Given instruction: Set down every entry again word for word, please, but skip the pictures.

Given records:

****************

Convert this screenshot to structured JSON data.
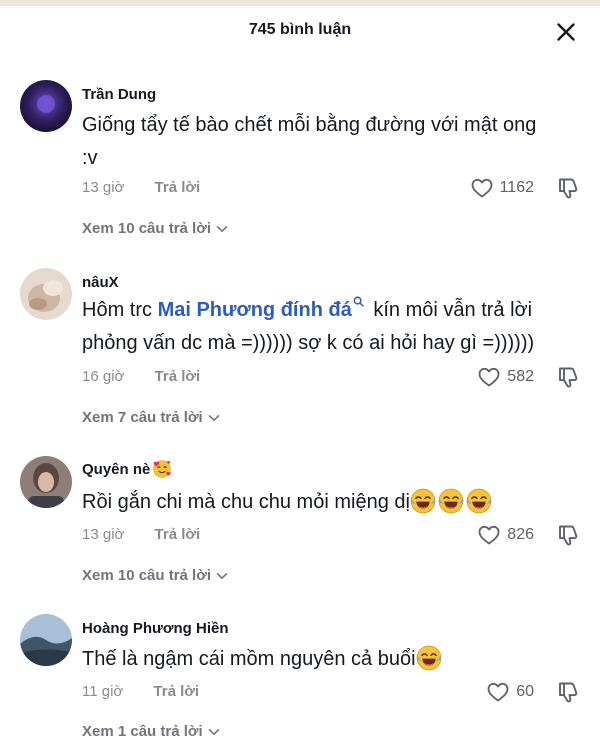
{
  "header": {
    "title": "745 bình luận",
    "close_icon": "close-icon"
  },
  "comments": [
    {
      "author": "Trần Dung",
      "text": "Giống tẩy tế bào chết mỗi bằng đường với mật ong :v",
      "time": "13 giờ",
      "reply_label": "Trả lời",
      "likes": "1162",
      "view_replies": "Xem 10 câu trả lời",
      "avatar_color": "#2a1f5e"
    },
    {
      "author": "nâuX",
      "text_before": "Hôm trc ",
      "mention": "Mai Phương đính đá",
      "text_after": " kín môi vẫn trả lời",
      "text_line2": "phỏng vấn dc mà =)))))) sợ k có ai hỏi hay gì =))))))",
      "time": "16 giờ",
      "reply_label": "Trả lời",
      "likes": "582",
      "view_replies": "Xem 7 câu trả lời",
      "avatar_color": "#d9c9bb"
    },
    {
      "author": "Quyên nè",
      "author_emoji": "smiling-face-with-hearts",
      "text": "Rồi gắn chi mà chu chu mỏi miệng dị",
      "text_emoji": "face-with-tears-of-joy",
      "time": "13 giờ",
      "reply_label": "Trả lời",
      "likes": "826",
      "view_replies": "Xem 10 câu trả lời",
      "avatar_color": "#7a6b66"
    },
    {
      "author": "Hoàng Phương Hiền",
      "text": "Thế là ngậm cái mồm nguyên cả buổi",
      "text_emoji": "face-with-tears-of-joy",
      "time": "11 giờ",
      "reply_label": "Trả lời",
      "likes": "60",
      "view_replies": "Xem 1 câu trả lời",
      "avatar_color": "#6f8aa0"
    }
  ],
  "colors": {
    "text_primary": "#161823",
    "text_secondary": "#8a8b91",
    "mention": "#2b5db9",
    "background": "#ffffff"
  }
}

****************

Result of this task:
Convert this screenshot to structured JSON data.
{
  "header": {
    "title": "745 bình luận",
    "close_icon": "close-icon"
  },
  "comments": [
    {
      "author": "Trần Dung",
      "text": "Giống tẩy tế bào chết mỗi bằng đường với mật ong :v",
      "time": "13 giờ",
      "reply_label": "Trả lời",
      "likes": "1162",
      "view_replies": "Xem 10 câu trả lời",
      "avatar_color": "#2a1f5e"
    },
    {
      "author": "nâuX",
      "text_before": "Hôm trc ",
      "mention": "Mai Phương đính đá",
      "text_after": " kín môi vẫn trả lời",
      "text_line2": "phỏng vấn dc mà =)))))) sợ k có ai hỏi hay gì =))))))",
      "time": "16 giờ",
      "reply_label": "Trả lời",
      "likes": "582",
      "view_replies": "Xem 7 câu trả lời",
      "avatar_color": "#d9c9bb"
    },
    {
      "author": "Quyên nè",
      "author_emoji": "smiling-face-with-hearts",
      "text": "Rồi gắn chi mà chu chu mỏi miệng dị",
      "text_emoji": "face-with-tears-of-joy",
      "time": "13 giờ",
      "reply_label": "Trả lời",
      "likes": "826",
      "view_replies": "Xem 10 câu trả lời",
      "avatar_color": "#7a6b66"
    },
    {
      "author": "Hoàng Phương Hiền",
      "text": "Thế là ngậm cái mồm nguyên cả buổi",
      "text_emoji": "face-with-tears-of-joy",
      "time": "11 giờ",
      "reply_label": "Trả lời",
      "likes": "60",
      "view_replies": "Xem 1 câu trả lời",
      "avatar_color": "#6f8aa0"
    }
  ],
  "colors": {
    "text_primary": "#161823",
    "text_secondary": "#8a8b91",
    "mention": "#2b5db9",
    "background": "#ffffff"
  }
}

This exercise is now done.